Task instructions: Filter the data for lines with the word "ನಗರಪ", then copy every line so identified.

(Saved data entries)
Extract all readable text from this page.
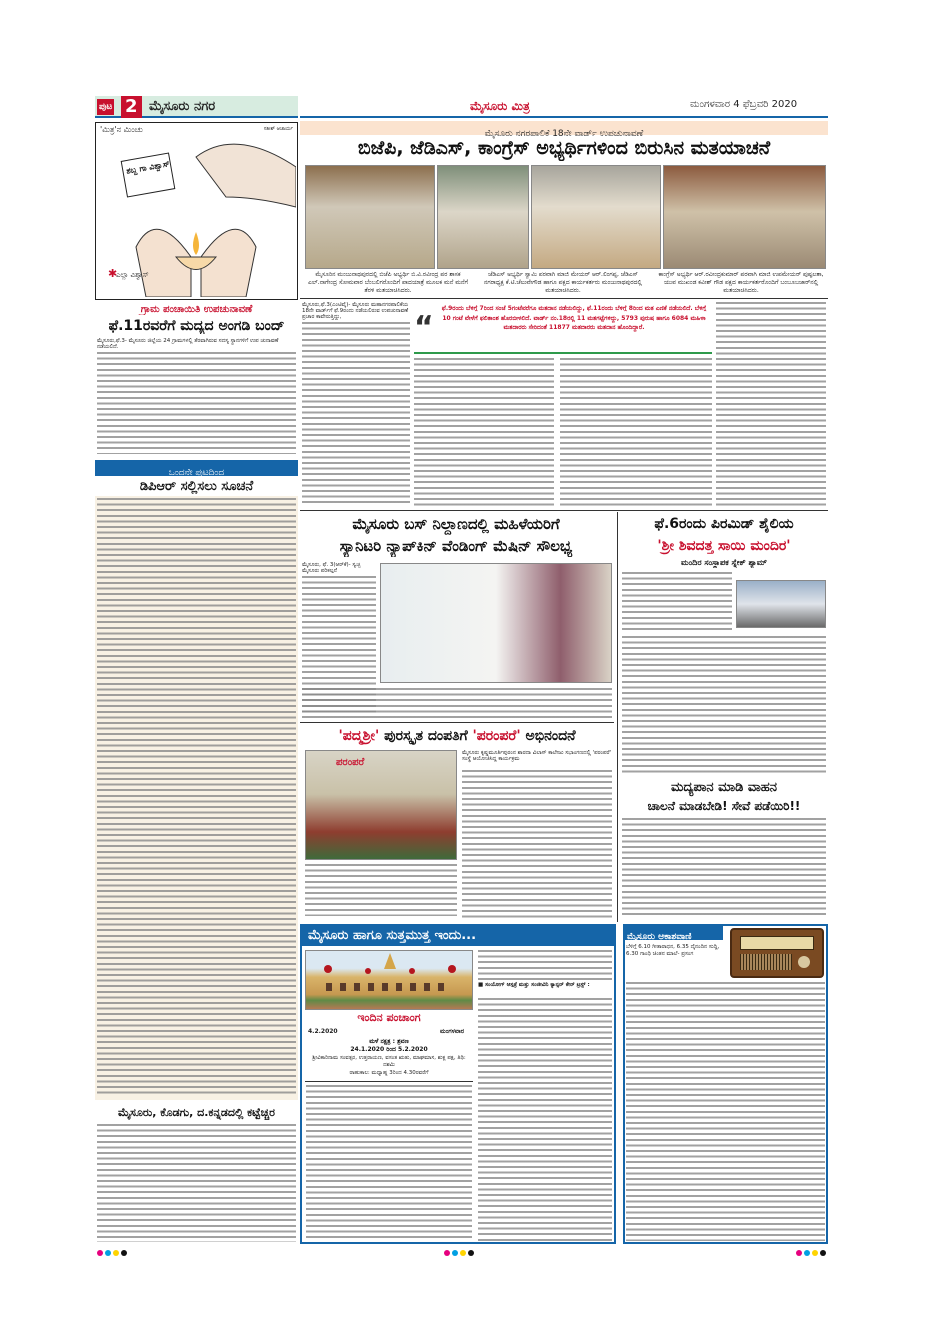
ಪುಟ 2 ಮೈಸೂರು ನಗರ	ಮೈಸೂರು ಮಿತ್ರ	ಮಂಗಳವಾರ 4 ಫೆಬ್ರವರಿ 2020
'ಮಿತ್ರ'ನ ಮಿಂಚು	ಸತೀಶ್ ಆಚಾರ್ಯ
✱
ಶಬ್ದ ಗಾ ವಿಶ್ವಾಸ್
ಎಲ್ಲಾ ವಿಶ್ವಾಸ್
ಗ್ರಾಮ ಪಂಚಾಯಿತಿ ಉಪಚುನಾವಣೆ
ಫೆ.11ರವರೆಗೆ ಮದ್ಯದ ಅಂಗಡಿ ಬಂದ್
ಮೈಸೂರು,ಫೆ.3- ಮೈಸೂರು ಜಿಲ್ಲೆಯ 24 ಗ್ರಾಮಗಳಲ್ಲಿ ತೆರವಾಗಿರುವ ಸದಸ್ಯ ಸ್ಥಾನಗಳಿಗೆ ಉಪ ಚುನಾವಣೆ ನಡೆಯಲಿದೆ.
ಒಂದನೇ ಪುಟದಿಂದ
ಡಿಪಿಆರ್ ಸಲ್ಲಿಸಲು ಸೂಚನೆ
ಮೈಸೂರು, ಕೊಡಗು, ದ.ಕನ್ನಡದಲ್ಲಿ ಕಟ್ಟೆಚ್ಚರ
ಮೈಸೂರು ನಗರಪಾಲಿಕೆ 18ನೇ ವಾರ್ಡ್ ಉಪಚುನಾವಣೆ
ಬಿಜೆಪಿ, ಜೆಡಿಎಸ್, ಕಾಂಗ್ರೆಸ್ ಅಭ್ಯರ್ಥಿಗಳಿಂದ ಬಿರುಸಿನ ಮತಯಾಚನೆ
ಮೈಸೂರಿನ ಮಂಜುನಾಥಪುರದಲ್ಲಿ ಬಿಜೆಪಿ ಅಭ್ಯರ್ಥಿ ಬಿ.ವಿ.ರವೀಂದ್ರ ಪರ ಶಾಸಕ ಎಲ್.ನಾಗೇಂದ್ರ ಸೋಮವಾರ ಬೆಂಬಲಿಗರೊಂದಿಗೆ ಪಾದಯಾತ್ರೆ ಮೂಲಕ ಮನೆ ಮನೆಗೆ ತೆರಳಿ ಮತಯಾಚಿಸಿದರು.
ಜೆಡಿಎಸ್ ಅಭ್ಯರ್ಥಿ ಸ್ವಾಮಿ ಪರವಾಗಿ ಮಾಜಿ ಮೇಯರ್ ಆರ್.ಲಿಂಗಪ್ಪ, ಜೆಡಿಎಸ್ ನಗರಾಧ್ಯಕ್ಷ ಕೆ.ಟಿ.ಚೆಲುವೇಗೌಡ ಹಾಗೂ ಪಕ್ಷದ ಕಾರ್ಯಕರ್ತರು ಮಂಜುನಾಥಪುರದಲ್ಲಿ ಮತಯಾಚಿಸಿದರು.
ಕಾಂಗ್ರೆಸ್ ಅಭ್ಯರ್ಥಿ ಆರ್.ರವೀಂದ್ರಕುಮಾರ್ ಪರವಾಗಿ ಮಾಜಿ ಉಪಮೇಯರ್ ಪುಷ್ಪಲತಾ, ಯುವ ಮುಖಂಡ ಕವೀಶ್ ಗೌಡ ಪಕ್ಷದ ಕಾರ್ಯಕರ್ತರೊಂದಿಗೆ ಬಂಬೂಬಜಾರ್‌ನಲ್ಲಿ ಮತಯಾಚಿಸಿದರು.
ಮೈಸೂರು,ಫೆ.3(ಎಂಟಿವೈ)- ಮೈಸೂರು ಮಹಾನಗರಪಾಲಿಕೆಯ 18ನೇ ವಾರ್ಡ್‌ಗೆ ಫೆ.9ರಂದು ನಡೆಯಲಿರುವ ಉಪಚುನಾವಣೆ ಪ್ರಚಾರ ಕಾವೇರುತ್ತಿದ್ದು,	“
ಫೆ.9ರಂದು ಬೆಳಿಗ್ಗೆ 7ರಿಂದ ಸಂಜೆ 5ಗಂಟೆವರೆಗೂ ಮತದಾನ ನಡೆಯಲಿದ್ದು, ಫೆ.11ರಂದು ಬೆಳಿಗ್ಗೆ 8ರಿಂದ ಮತ ಎಣಿಕೆ ನಡೆಯಲಿದೆ. ಬೆಳಿಗ್ಗೆ 10 ಗಂಟೆ ವೇಳೆಗೆ ಫಲಿತಾಂಶ ಹೊರಬೀಳಲಿದೆ. ವಾರ್ಡ್ ನಂ.18ರಲ್ಲಿ 11 ಮತಗಟ್ಟೆಗಳಿದ್ದು, 5793 ಪುರುಷ ಹಾಗೂ 6084 ಮಹಿಳಾ ಮತದಾರರು ಸೇರಿದಂತೆ 11877 ಮತದಾರರು ಮತದಾನ ಹೊಂದಿದ್ದಾರೆ.
ಮೈಸೂರು ಬಸ್ ನಿಲ್ದಾಣದಲ್ಲಿ ಮಹಿಳೆಯರಿಗೆ
ಸ್ಯಾನಿಟರಿ ನ್ಯಾಪ್‌ಕಿನ್ ವೆಂಡಿಂಗ್ ಮೆಷಿನ್ ಸೌಲಭ್ಯ
ಮೈಸೂರು, ಫೆ. 3(ಆರ್‌ಕೆ)- ಸ್ವಚ್ಛ ಮೈಸೂರು ಪರಿಕಲ್ಪನೆ
ಫೆ.6ರಂದು ಪಿರಮಿಡ್ ಶೈಲಿಯ
'ಶ್ರೀ ಶಿವದತ್ತ ಸಾಯಿ ಮಂದಿರ'
ಮಂದಿರ ಸಂಸ್ಥಾಪಕ ಸ್ನೇಕ್ ಶ್ಯಾಮ್
'ಪದ್ಮಶ್ರೀ' ಪುರಸ್ಕೃತ ದಂಪತಿಗೆ 'ಪರಂಪರೆ' ಅಭಿನಂದನೆ
ಪರಂಪರೆ
ಮೈಸೂರು ಕೃಷ್ಣಮೂರ್ತಿಪುರಂನ ಶಾರದಾ ವಿಲಾಸ್ ಕಾಲೇಜು ಸಭಾಂಗಣದಲ್ಲಿ 'ಪರಂಪರೆ' ಸಂಸ್ಥೆ ಆಯೋಜಿಸಿದ್ದ ಕಾರ್ಯಕ್ರಮ
ಮದ್ಯಪಾನ ಮಾಡಿ ವಾಹನ
ಚಾಲನೆ ಮಾಡಬೇಡಿ! ಸೇವೆ ಪಡೆಯಿರಿ!!
ಮೈಸೂರು ಹಾಗೂ ಸುತ್ತಮುತ್ತ ಇಂದು...
ಇಂದಿನ ಪಂಚಾಂಗ
4.2.2020	ಮಂಗಳವಾರ
ಮಳೆ ನಕ್ಷತ್ರ : ಶ್ರವಣ
24.1.2020 ರಿಂದ 5.2.2020
ಶ್ರೀವಿಕಾರಿನಾಮ ಸಂವತ್ಸರ, ಉತ್ತರಾಯಣ, ವಸಂತ ಋತು, ಮಾಘಮಾಸ, ಶುಕ್ಲ ಪಕ್ಷ, ತಿಥಿ: ದಶಮಿ
ರಾಹುಕಾಲ: ಮಧ್ಯಾಹ್ನ 3ರಿಂದ 4.30ರವರೆಗೆ
■ ಸಂಯೋಗ್ ಆಸ್ಪತ್ರೆ ಮತ್ತು ಸಂಜೀವಿನಿ ಕ್ಯಾನ್ಸರ್ ಕೇರ್ ಟ್ರಸ್ಟ್ :
ಮೈಸೂರು ಆಕಾಶವಾಣಿ
ಬೆಳಿಗ್ಗೆ 6.10 ಗೀತಾರಾಧನ, 6.35 ದೈನಂದಿನ ಸುದ್ದಿ, 6.30 ಗಾಂಧಿ ಚಿಂತನ ಮಾಲೆ- ಪ್ರಸಂಗ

Full response:
ಮೈಸೂರು ನಗರಪಾಲಿಕೆ 18ನೇ ವಾರ್ಡ್ ಉಪಚುನಾವಣೆ
ಮೈಸೂರು,ಫೆ.3(ಎಂಟಿವೈ)- ಮೈಸೂರು ಮಹಾನಗರಪಾಲಿಕೆಯ 18ನೇ ವಾರ್ಡ್‌ಗೆ ಫೆ.9ರಂದು ನಡೆಯಲಿರುವ ಉಪಚುನಾವಣೆ ಪ್ರಚಾರ ಕಾವೇರುತ್ತಿದ್ದು,	“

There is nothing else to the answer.